**REQUIRED WORK**
Exactly as written, quote every line that follows, skipping the images.

[Figure contents as structured data]

- - - - -

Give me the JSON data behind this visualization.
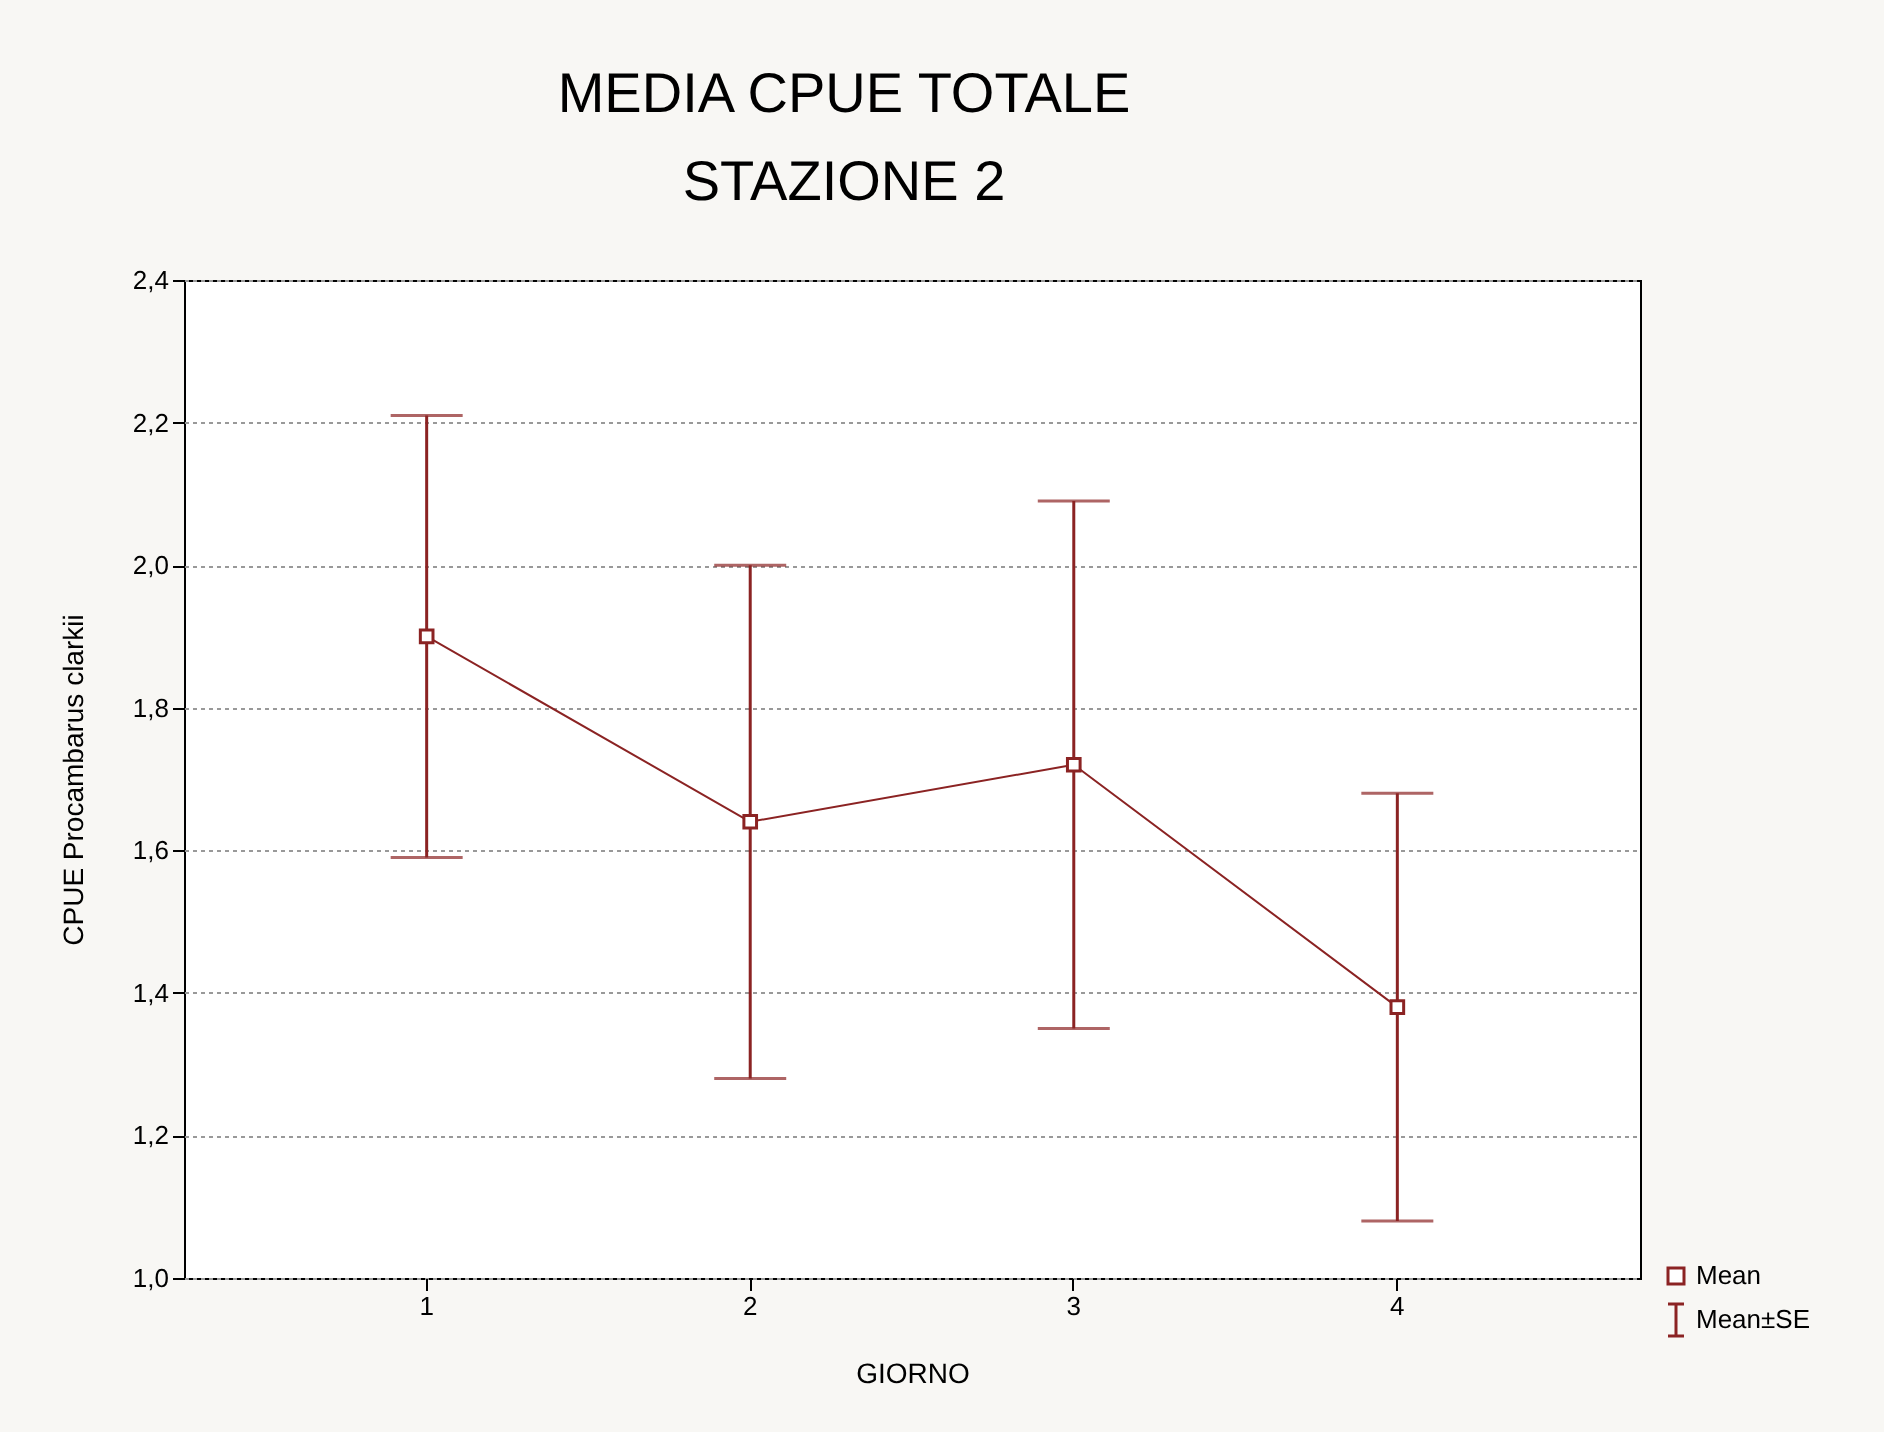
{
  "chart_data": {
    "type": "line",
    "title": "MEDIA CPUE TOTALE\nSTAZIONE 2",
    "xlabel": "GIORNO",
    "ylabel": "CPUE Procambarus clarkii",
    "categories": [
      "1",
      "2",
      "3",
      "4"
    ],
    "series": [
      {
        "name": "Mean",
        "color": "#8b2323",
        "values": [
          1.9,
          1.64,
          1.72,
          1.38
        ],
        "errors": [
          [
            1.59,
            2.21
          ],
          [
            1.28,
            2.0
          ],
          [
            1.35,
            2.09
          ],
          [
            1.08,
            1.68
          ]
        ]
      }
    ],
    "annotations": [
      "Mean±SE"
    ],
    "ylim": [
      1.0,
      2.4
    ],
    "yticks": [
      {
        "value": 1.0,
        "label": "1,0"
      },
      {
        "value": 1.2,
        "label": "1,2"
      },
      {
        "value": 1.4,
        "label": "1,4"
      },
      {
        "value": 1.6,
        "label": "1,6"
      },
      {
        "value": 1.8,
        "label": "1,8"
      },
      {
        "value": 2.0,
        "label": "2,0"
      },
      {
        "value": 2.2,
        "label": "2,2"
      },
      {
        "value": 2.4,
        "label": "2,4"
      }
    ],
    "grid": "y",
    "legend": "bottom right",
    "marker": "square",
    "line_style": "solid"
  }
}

- - - - -

**WRITTEN RESPONSE**
Give me the JSON data behind this visualization.
{
  "chart_data": {
    "type": "line",
    "title": "MEDIA CPUE TOTALE\nSTAZIONE 2",
    "xlabel": "GIORNO",
    "ylabel": "CPUE Procambarus clarkii",
    "categories": [
      "1",
      "2",
      "3",
      "4"
    ],
    "series": [
      {
        "name": "Mean",
        "color": "#8b2323",
        "values": [
          1.9,
          1.64,
          1.72,
          1.38
        ],
        "errors": [
          [
            1.59,
            2.21
          ],
          [
            1.28,
            2.0
          ],
          [
            1.35,
            2.09
          ],
          [
            1.08,
            1.68
          ]
        ]
      }
    ],
    "annotations": [
      "Mean±SE"
    ],
    "ylim": [
      1.0,
      2.4
    ],
    "yticks": [
      {
        "value": 1.0,
        "label": "1,0"
      },
      {
        "value": 1.2,
        "label": "1,2"
      },
      {
        "value": 1.4,
        "label": "1,4"
      },
      {
        "value": 1.6,
        "label": "1,6"
      },
      {
        "value": 1.8,
        "label": "1,8"
      },
      {
        "value": 2.0,
        "label": "2,0"
      },
      {
        "value": 2.2,
        "label": "2,2"
      },
      {
        "value": 2.4,
        "label": "2,4"
      }
    ],
    "grid": "y",
    "legend": "bottom right",
    "marker": "square",
    "line_style": "solid"
  }
}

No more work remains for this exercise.